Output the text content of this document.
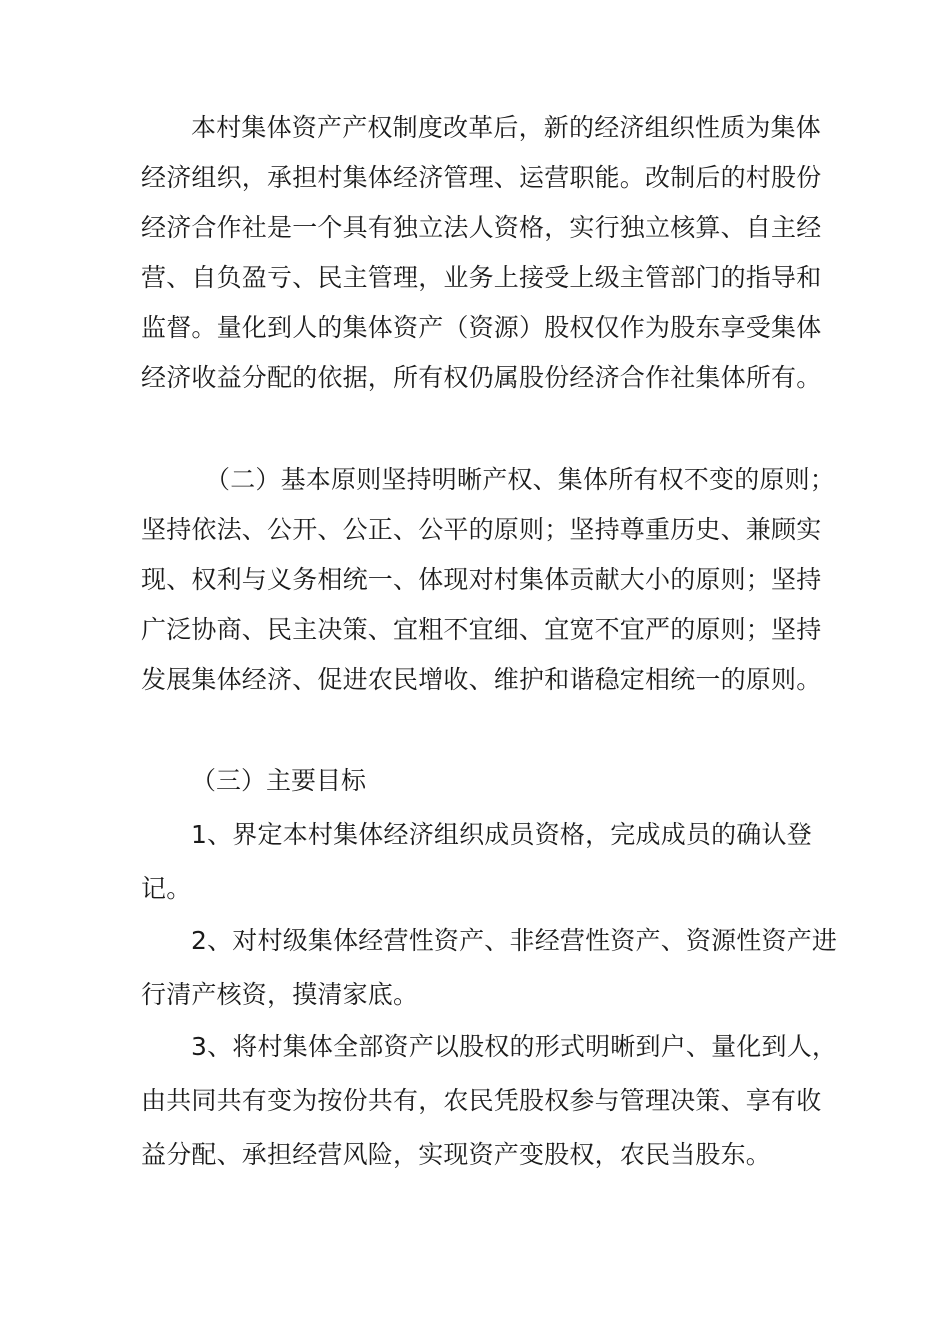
本村集体资产产权制度改革后，新的经济组织性质为集体经济组织，承担村集体经济管理、运营职能。改制后的村股份经济合作社是一个具有独立法人资格，实行独立核算、自主经营、自负盈亏、民主管理，业务上接受上级主管部门的指导和监督。量化到人的集体资产（资源）股权仅作为股东享受集体经济收益分配的依据，所有权仍属股份经济合作社集体所有。

（二）基本原则坚持明晰产权、集体所有权不变的原则；坚持依法、公开、公正、公平的原则；坚持尊重历史、兼顾实现、权利与义务相统一、体现对村集体贡献大小的原则；坚持广泛协商、民主决策、宜粗不宜细、宜宽不宜严的原则；坚持发展集体经济、促进农民增收、维护和谐稳定相统一的原则。

（三）主要目标

1、界定本村集体经济组织成员资格，完成成员的确认登记。

2、对村级集体经营性资产、非经营性资产、资源性资产进行清产核资，摸清家底。

3、将村集体全部资产以股权的形式明晰到户、量化到人，由共同共有变为按份共有，农民凭股权参与管理决策、享有收益分配、承担经营风险，实现资产变股权，农民当股东。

# # #

**Set problem**
Pictures excluded, quote all the data above exactly.

**Output**
Output the text content of this document.
本村集体资产产权制度改革后，新的经济组织性质为集体经济组织，承担村集体经济管理、运营职能。改制后的村股份经济合作社是一个具有独立法人资格，实行独立核算、自主经营、自负盈亏、民主管理，业务上接受上级主管部门的指导和监督。量化到人的集体资产（资源）股权仅作为股东享受集体经济收益分配的依据，所有权仍属股份经济合作社集体所有。

（二）基本原则坚持明晰产权、集体所有权不变的原则；坚持依法、公开、公正、公平的原则；坚持尊重历史、兼顾实现、权利与义务相统一、体现对村集体贡献大小的原则；坚持广泛协商、民主决策、宜粗不宜细、宜宽不宜严的原则；坚持发展集体经济、促进农民增收、维护和谐稳定相统一的原则。

（三）主要目标

1、界定本村集体经济组织成员资格，完成成员的确认登记。

2、对村级集体经营性资产、非经营性资产、资源性资产进行清产核资，摸清家底。

3、将村集体全部资产以股权的形式明晰到户、量化到人，由共同共有变为按份共有，农民凭股权参与管理决策、享有收益分配、承担经营风险，实现资产变股权，农民当股东。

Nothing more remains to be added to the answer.